» **Excerpted data**:
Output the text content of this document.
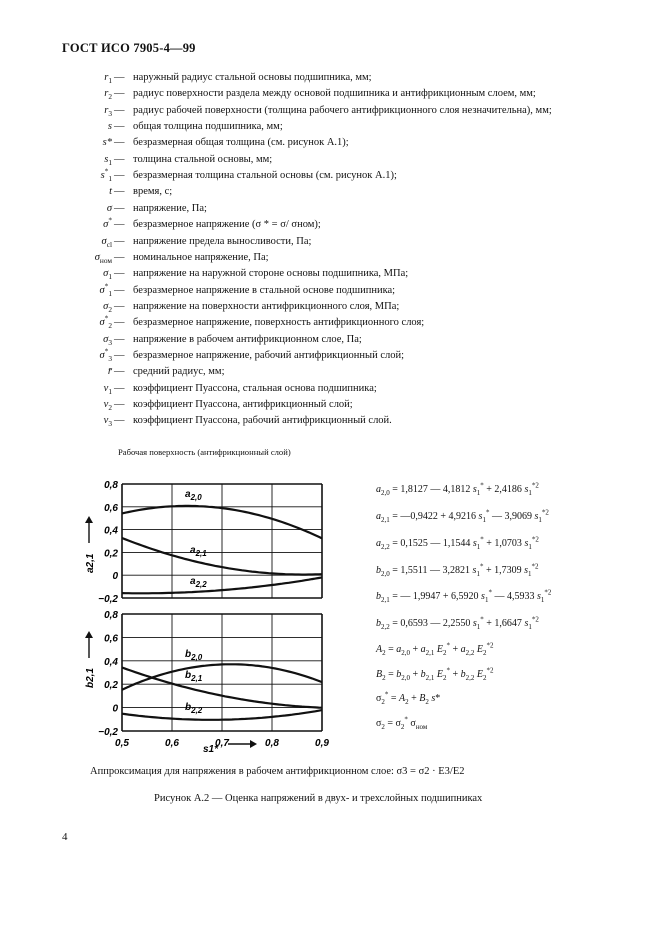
ГОСТ ИСО 7905-4—99
$r_1$ — наружный радиус стальной основы подшипника, мм;
$r_2$ — радиус поверхности раздела между основой подшипника и антифрикционным слоем, мм;
$r_3$ — радиус рабочей поверхности (толщина рабочего антифрикционного слоя незначительна), мм;
s — общая толщина подшипника, мм;
s* — безразмерная общая толщина (см. рисунок А.1);
$s_1$ — толщина стальной основы, мм;
$s^*_1$ — безразмерная толщина стальной основы (см. рисунок А.1);
t — время, с;
σ — напряжение, Па;
σ* — безразмерное напряжение (σ * = σ/ σном);
$\sigma_{cl}$ — напряжение предела выносливости, Па;
$\sigma_{ном}$ — номинальное напряжение, Па;
$\sigma_1$ — напряжение на наружной стороне основы подшипника, МПа;
$\sigma^*_1$ — безразмерное напряжение в стальной основе подшипника;
$\sigma_2$ — напряжение на поверхности антифрикционного слоя, МПа;
$\sigma^*_2$ — безразмерное напряжение, поверхность антифрикционного слоя;
$\sigma_3$ — напряжение в рабочем антифрикционном слое, Па;
$\sigma^*_3$ — безразмерное напряжение, рабочий антифрикционный слой;
r̄ — средний радиус, мм;
$\nu_1$ — коэффициент Пуассона, стальная основа подшипника;
$\nu_2$ — коэффициент Пуассона, антифрикционный слой;
$\nu_3$ — коэффициент Пуассона, рабочий антифрикционный слой.
Рабочая поверхность (антифрикционный слой)
0,8
0,6
0,4
0,2
0
−0,2
a2,1
$a_{2,0}$
$a_{2,1}$
$a_{2,2}$
0,8
0,6
0,4
0,2
0
−0,2
0,5	0,6	0,7	0,8	0,9
s1*
b2,1
$b_{2,0}$
$b_{2,1}$
$b_{2,2}$
$a_{2,0} = 1,8127$ — 4,1812 $s_1^* + 2,4186$ $s_1^{*2}$
$a_{2,1}$ = —0,9422 + 4,9216 $s_1^*$ — 3,9069 $s_1^{*2}$
$a_{2,2} = 0,1525$ — 1,1544 $s_1^* + 1,0703$ $s_1^{*2}$
$b_{2,0} = 1,5511$ — 3,2821 $s_1^* + 1,7309$ $s_1^{*2}$
$b_{2,1}$ = — 1,9947 + 6,5920 $s_1^*$ — 4,5933 $s_1^{*2}$
$b_{2,2} = 0,6593$ — 2,2550 $s_1^* + 1,6647$ $s_1^{*2}$
$A_2 = a_{2,0} + a_{2,1}$ $E_2^* + a_{2,2}$ $E_2^{*2}$
$B_2 = b_{2,0} + b_{2,1}$ $E_2^* + b_{2,2}$ $E_2^{*2}$
$\sigma_2^* = A_2 + B_2$ s*
$\sigma_2 = \sigma_2^*$ $\sigma_{ном}$
Аппроксимация для напряжения в рабочем антифрикционном слое: σ3 = σ2 · E3/E2
Рисунок А.2 — Оценка напряжений в двух- и трехслойных подшипниках
4
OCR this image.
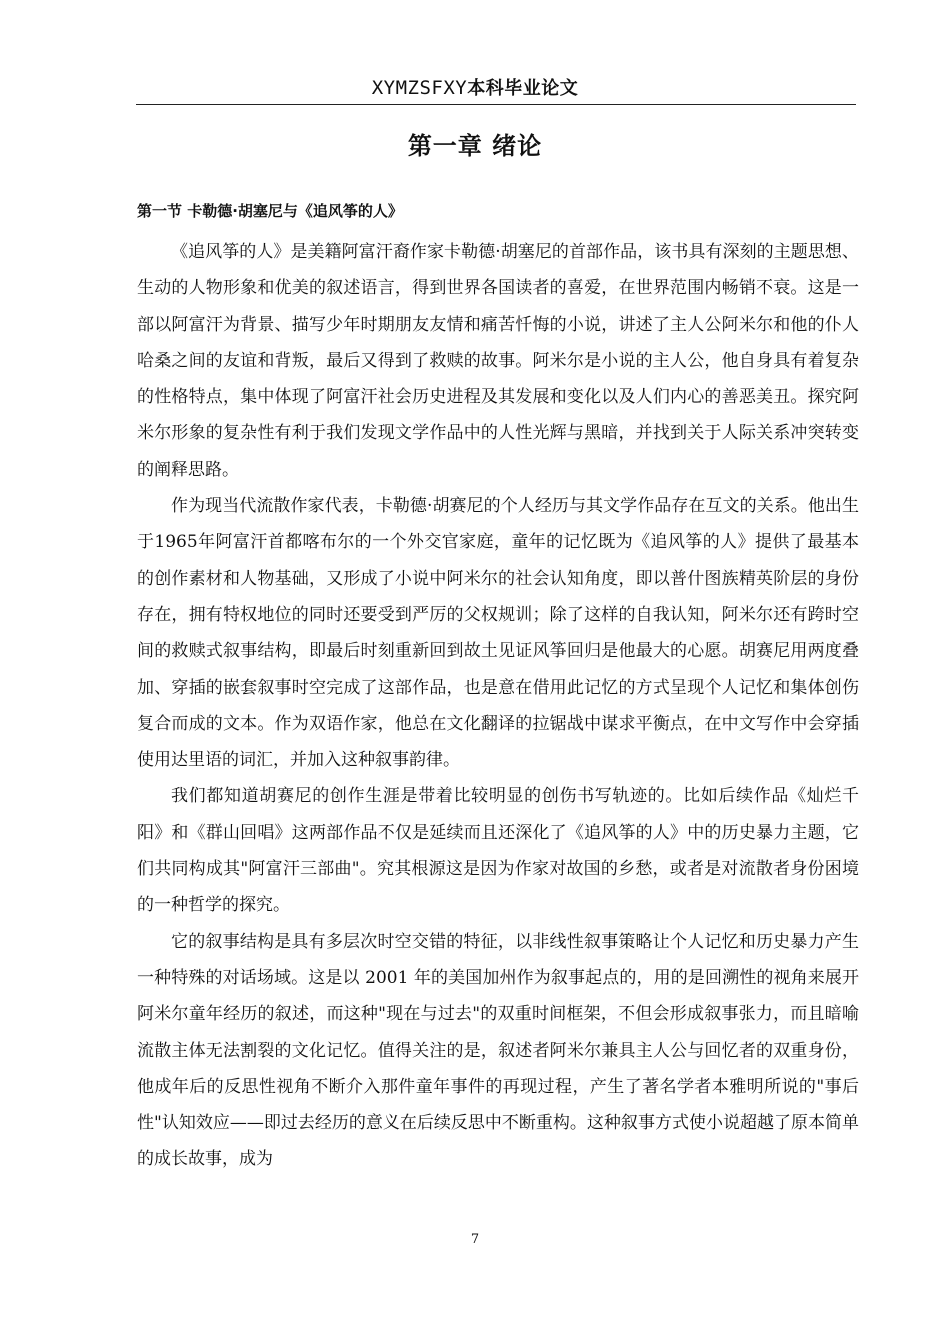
XYMZSFXY本科毕业论文
第一章 绪论
第一节 卡勒德·胡塞尼与《追风筝的人》

《追风筝的人》是美籍阿富汗裔作家卡勒德·胡塞尼的首部作品，该书具有深刻的主题思想、生动的人物形象和优美的叙述语言，得到世界各国读者的喜爱，在世界范围内畅销不衰。这是一部以阿富汗为背景、描写少年时期朋友友情和痛苦忏悔的小说，讲述了主人公阿米尔和他的仆人哈桑之间的友谊和背叛，最后又得到了救赎的故事。阿米尔是小说的主人公，他自身具有着复杂的性格特点，集中体现了阿富汗社会历史进程及其发展和变化以及人们内心的善恶美丑。探究阿米尔形象的复杂性有利于我们发现文学作品中的人性光辉与黑暗，并找到关于人际关系冲突转变的阐释思路。

作为现当代流散作家代表，卡勒德·胡赛尼的个人经历与其文学作品存在互文的关系。他出生于1965年阿富汗首都喀布尔的一个外交官家庭，童年的记忆既为《追风筝的人》提供了最基本的创作素材和人物基础，又形成了小说中阿米尔的社会认知角度，即以普什图族精英阶层的身份存在，拥有特权地位的同时还要受到严厉的父权规训；除了这样的自我认知，阿米尔还有跨时空间的救赎式叙事结构，即最后时刻重新回到故土见证风筝回归是他最大的心愿。胡赛尼用两度叠加、穿插的嵌套叙事时空完成了这部作品，也是意在借用此记忆的方式呈现个人记忆和集体创伤复合而成的文本。作为双语作家，他总在文化翻译的拉锯战中谋求平衡点，在中文写作中会穿插使用达里语的词汇，并加入这种叙事韵律。

我们都知道胡赛尼的创作生涯是带着比较明显的创伤书写轨迹的。比如后续作品《灿烂千阳》和《群山回唱》这两部作品不仅是延续而且还深化了《追风筝的人》中的历史暴力主题，它们共同构成其"阿富汗三部曲"。究其根源这是因为作家对故国的乡愁，或者是对流散者身份困境的一种哲学的探究。

它的叙事结构是具有多层次时空交错的特征，以非线性叙事策略让个人记忆和历史暴力产生一种特殊的对话场域。这是以 2001 年的美国加州作为叙事起点的，用的是回溯性的视角来展开阿米尔童年经历的叙述，而这种"现在与过去"的双重时间框架，不但会形成叙事张力，而且暗喻流散主体无法割裂的文化记忆。值得关注的是，叙述者阿米尔兼具主人公与回忆者的双重身份，他成年后的反思性视角不断介入那件童年事件的再现过程，产生了著名学者本雅明所说的"事后性"认知效应——即过去经历的意义在后续反思中不断重构。这种叙事方式使小说超越了原本简单的成长故事，成为

7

» **Problem requirements**: Find the number of lines in which the word "антифрикционного" occurs, and write nothing but that number.

» **Exercise output**: 3